- Extract to read
· · ·

Echo your comment on the lack of stripers mid-lake so far this late summer/early fall. I have had enough mid-lake success on white bass lately so I have been deliberately targeting stripers in 15-20 ft of water adjacent to the main river channel, but have come up empty many times. Is anyone out there having success on stripers mid-lake yet?

Gary


----------



## berger1b (May 6, 2012)

I know of a 23" striper caught Sunday morning and I lost two with one breaking me off. I landed 2 under sized stripers. We also caught quite a few yellow bass in the 8"-10" range. All were on jigs in less than 12' of water. Plenty of small whites but we're able to boat 18 nice keepers.


----------



## sea hunt 202 (Nov 24, 2011)

yes we have a few friends who get the limit so the pickens should be slim


----------



## shadslinger (Aug 21, 2005)

Yesterday evening I fished for a while after getting back from seeing my folks and caught the first yellow bass in a minuet. 
They were thick early this year when we we fished the lake, then they vanished until yesterday. I caught a lot of them looking for white bass.

90% of the striped bass over 18" went through the gates. Which is why the fishing was killer for them there in the tail race.

· · ·

- Data rows
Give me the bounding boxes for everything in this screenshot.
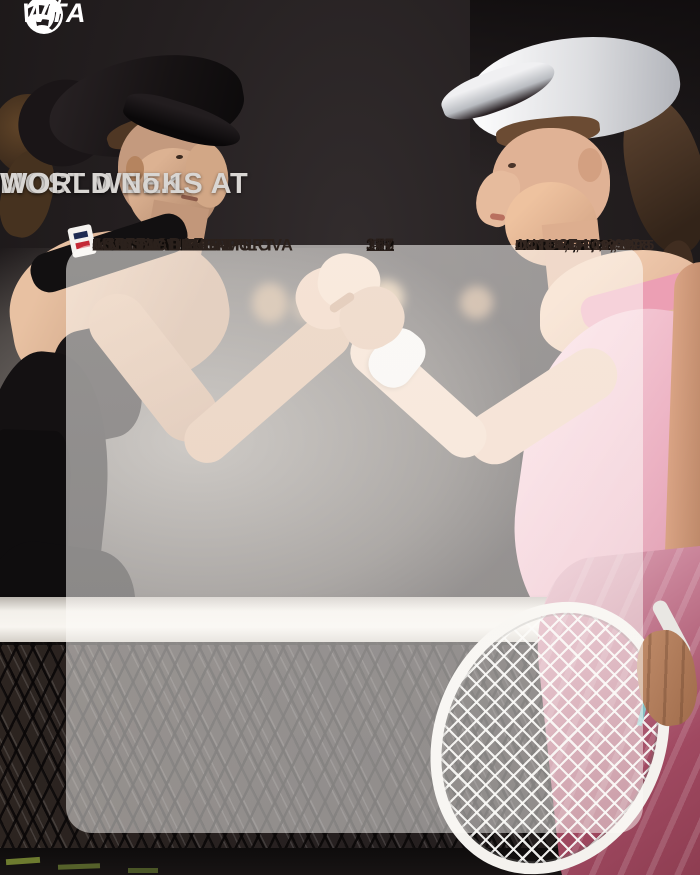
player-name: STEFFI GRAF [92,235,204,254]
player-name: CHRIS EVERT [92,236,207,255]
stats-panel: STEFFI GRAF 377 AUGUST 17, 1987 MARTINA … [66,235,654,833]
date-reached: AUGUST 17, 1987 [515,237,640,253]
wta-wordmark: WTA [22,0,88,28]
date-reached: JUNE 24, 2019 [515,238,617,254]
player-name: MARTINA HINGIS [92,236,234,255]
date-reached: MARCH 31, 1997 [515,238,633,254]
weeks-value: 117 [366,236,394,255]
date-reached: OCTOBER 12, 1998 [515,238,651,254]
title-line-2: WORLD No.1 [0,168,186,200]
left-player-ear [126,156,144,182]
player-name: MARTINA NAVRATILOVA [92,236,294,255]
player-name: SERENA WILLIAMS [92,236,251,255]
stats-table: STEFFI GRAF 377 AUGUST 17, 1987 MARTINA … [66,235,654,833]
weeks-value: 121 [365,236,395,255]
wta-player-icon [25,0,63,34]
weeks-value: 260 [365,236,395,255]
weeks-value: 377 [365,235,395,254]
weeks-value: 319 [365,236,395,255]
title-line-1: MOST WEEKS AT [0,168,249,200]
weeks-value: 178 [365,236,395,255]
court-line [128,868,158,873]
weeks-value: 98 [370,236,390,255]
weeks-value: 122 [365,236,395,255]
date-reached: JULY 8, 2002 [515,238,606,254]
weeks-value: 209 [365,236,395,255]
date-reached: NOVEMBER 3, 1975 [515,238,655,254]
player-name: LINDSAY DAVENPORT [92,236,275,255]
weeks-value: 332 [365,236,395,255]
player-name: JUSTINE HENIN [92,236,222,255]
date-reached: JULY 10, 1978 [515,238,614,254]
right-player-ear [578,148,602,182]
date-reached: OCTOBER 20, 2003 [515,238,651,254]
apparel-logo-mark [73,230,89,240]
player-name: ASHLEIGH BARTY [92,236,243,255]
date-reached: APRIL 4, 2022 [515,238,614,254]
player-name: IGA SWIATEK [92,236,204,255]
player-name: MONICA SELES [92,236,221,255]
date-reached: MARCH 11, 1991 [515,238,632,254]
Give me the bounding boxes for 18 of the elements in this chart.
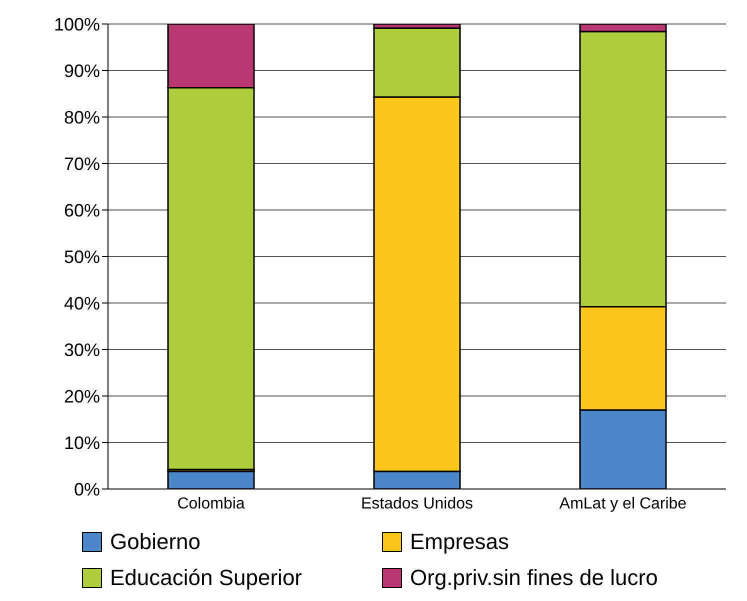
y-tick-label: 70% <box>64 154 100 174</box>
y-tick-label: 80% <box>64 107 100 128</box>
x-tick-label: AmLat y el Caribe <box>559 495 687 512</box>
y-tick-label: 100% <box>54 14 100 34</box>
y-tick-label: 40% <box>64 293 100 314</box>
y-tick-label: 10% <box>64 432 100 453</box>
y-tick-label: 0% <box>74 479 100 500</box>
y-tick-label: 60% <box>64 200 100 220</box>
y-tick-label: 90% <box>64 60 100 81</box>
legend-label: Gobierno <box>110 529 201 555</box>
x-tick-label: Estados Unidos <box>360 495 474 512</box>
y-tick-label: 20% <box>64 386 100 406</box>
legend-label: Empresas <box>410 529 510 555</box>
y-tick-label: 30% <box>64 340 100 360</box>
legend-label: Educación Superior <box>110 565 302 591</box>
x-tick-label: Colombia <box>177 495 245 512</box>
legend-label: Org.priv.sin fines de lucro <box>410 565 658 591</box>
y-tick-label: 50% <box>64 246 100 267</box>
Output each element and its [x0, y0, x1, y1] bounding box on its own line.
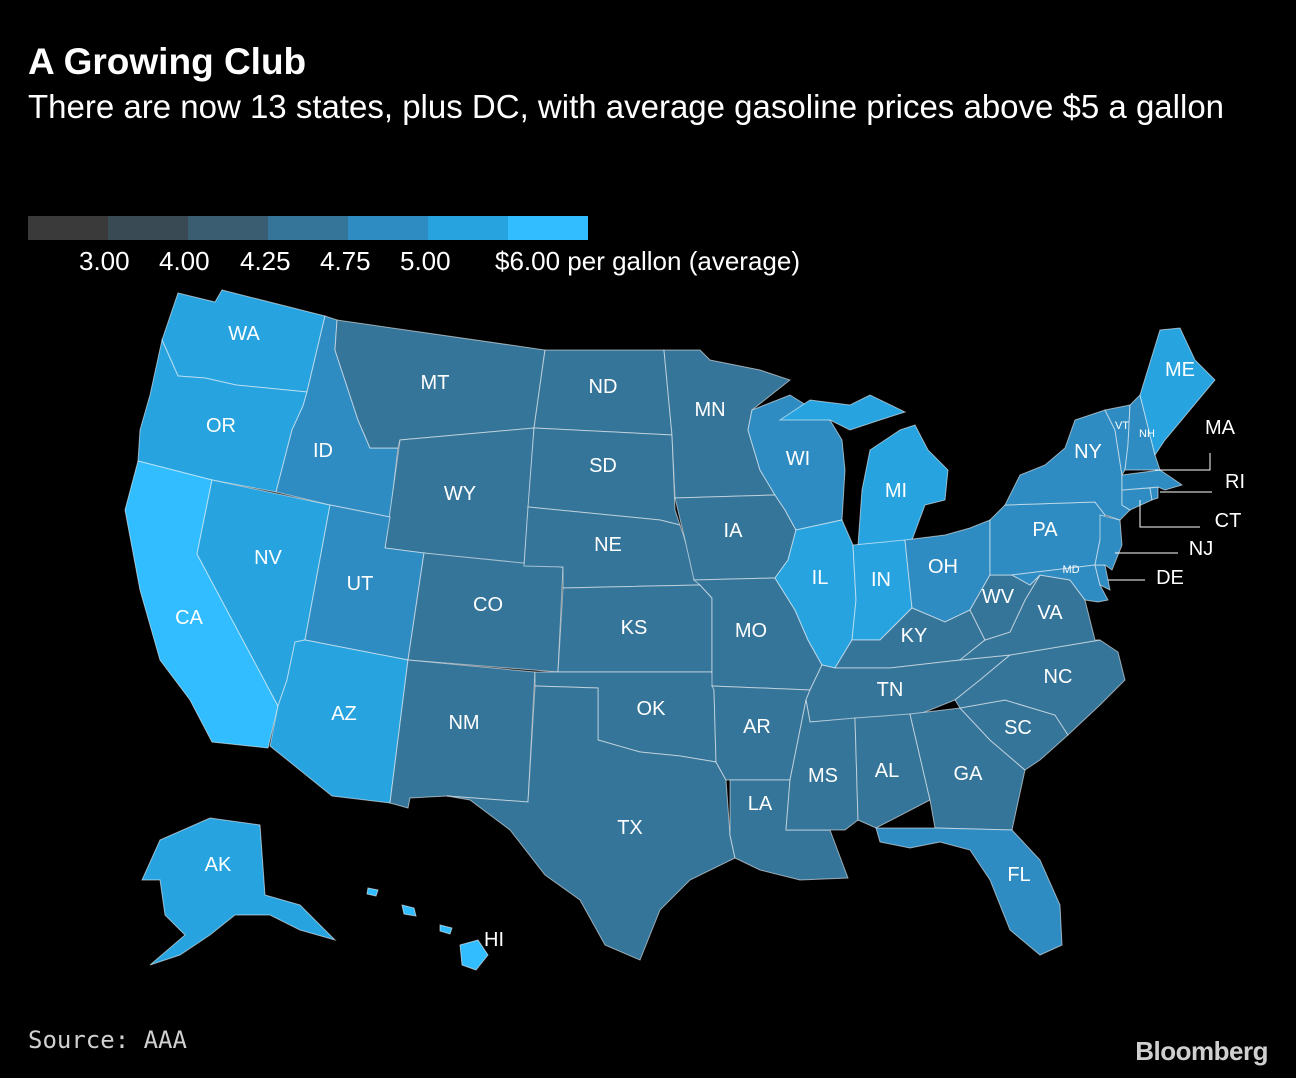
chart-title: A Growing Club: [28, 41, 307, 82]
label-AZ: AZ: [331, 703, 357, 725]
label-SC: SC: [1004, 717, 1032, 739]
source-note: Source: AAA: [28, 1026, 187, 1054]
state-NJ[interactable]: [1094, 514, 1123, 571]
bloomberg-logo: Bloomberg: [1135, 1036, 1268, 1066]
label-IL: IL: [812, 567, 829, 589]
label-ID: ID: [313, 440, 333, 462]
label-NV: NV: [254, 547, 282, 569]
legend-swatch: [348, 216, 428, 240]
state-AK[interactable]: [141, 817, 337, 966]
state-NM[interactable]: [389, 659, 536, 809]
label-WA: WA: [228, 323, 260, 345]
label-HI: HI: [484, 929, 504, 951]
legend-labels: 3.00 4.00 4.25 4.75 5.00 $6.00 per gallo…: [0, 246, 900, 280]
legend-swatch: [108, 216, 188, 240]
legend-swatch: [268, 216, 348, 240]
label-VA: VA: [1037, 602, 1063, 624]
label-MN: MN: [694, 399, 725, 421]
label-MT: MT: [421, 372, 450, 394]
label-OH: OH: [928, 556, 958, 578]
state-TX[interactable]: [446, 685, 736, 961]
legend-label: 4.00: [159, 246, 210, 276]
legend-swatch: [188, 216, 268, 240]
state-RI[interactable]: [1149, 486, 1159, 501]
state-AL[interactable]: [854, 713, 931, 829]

· · ·

- Work to do
(a) Reproduce the passage of the fishing thread starting with "yes we have" and going on through "in a minuet.".
(b) For each statement, answer yes or no depending on whether the fishing thread supports it, and quote the words that decide it. (i) berger1b says all the fish were caught on jigs in under 12 feet of water. (ii) Gary has been targeting stripers in 30 to 40 feet of water. (iii) shadslinger says 90% of the striped bass over 18 inches went through the gates.
(c) Write the next part of the fishing thread, picking up after its last sentence.
The rows aren't needed for any of this.

- Per-task outputs
(a)
yes we have a few friends who get the limit so the pickens should be slim


----------



## shadslinger (Aug 21, 2005)

Yesterday evening I fished for a while after getting back from seeing my folks and caught the first yellow bass in a minuet.

(b)
(i) Yes: "All were on jigs in less than 12' of water."
(ii) No: "deliberately targeting stripers in 15-20 ft of water adjacent to the main river channel"
(iii) Yes: "90% of the striped bass over 18" went through the gates."

(c)
Having fished the south end since 2000, and having fished the river before.
I have seen this happen a few times.
A high discharge, not even close to as high as the lake had this year, and most of the stripers over 18" leave through the gates.
After that when you catch a keeper in the lake it's like catching a gold bar, and to find a little school of big ones, hot dang!
It takes about two years for the good striper fishing to rebound for fish over 18" if it does not have a high discharge during that time. If it does then it could take longer.


----------



## whsalum (Mar 4, 2013)

I guess my dock bite for the stripers this winter may be in trouble from what I'm seeing. Usually mid November I kill them on a trap.


----------



## GT11 (Jan 1, 2013)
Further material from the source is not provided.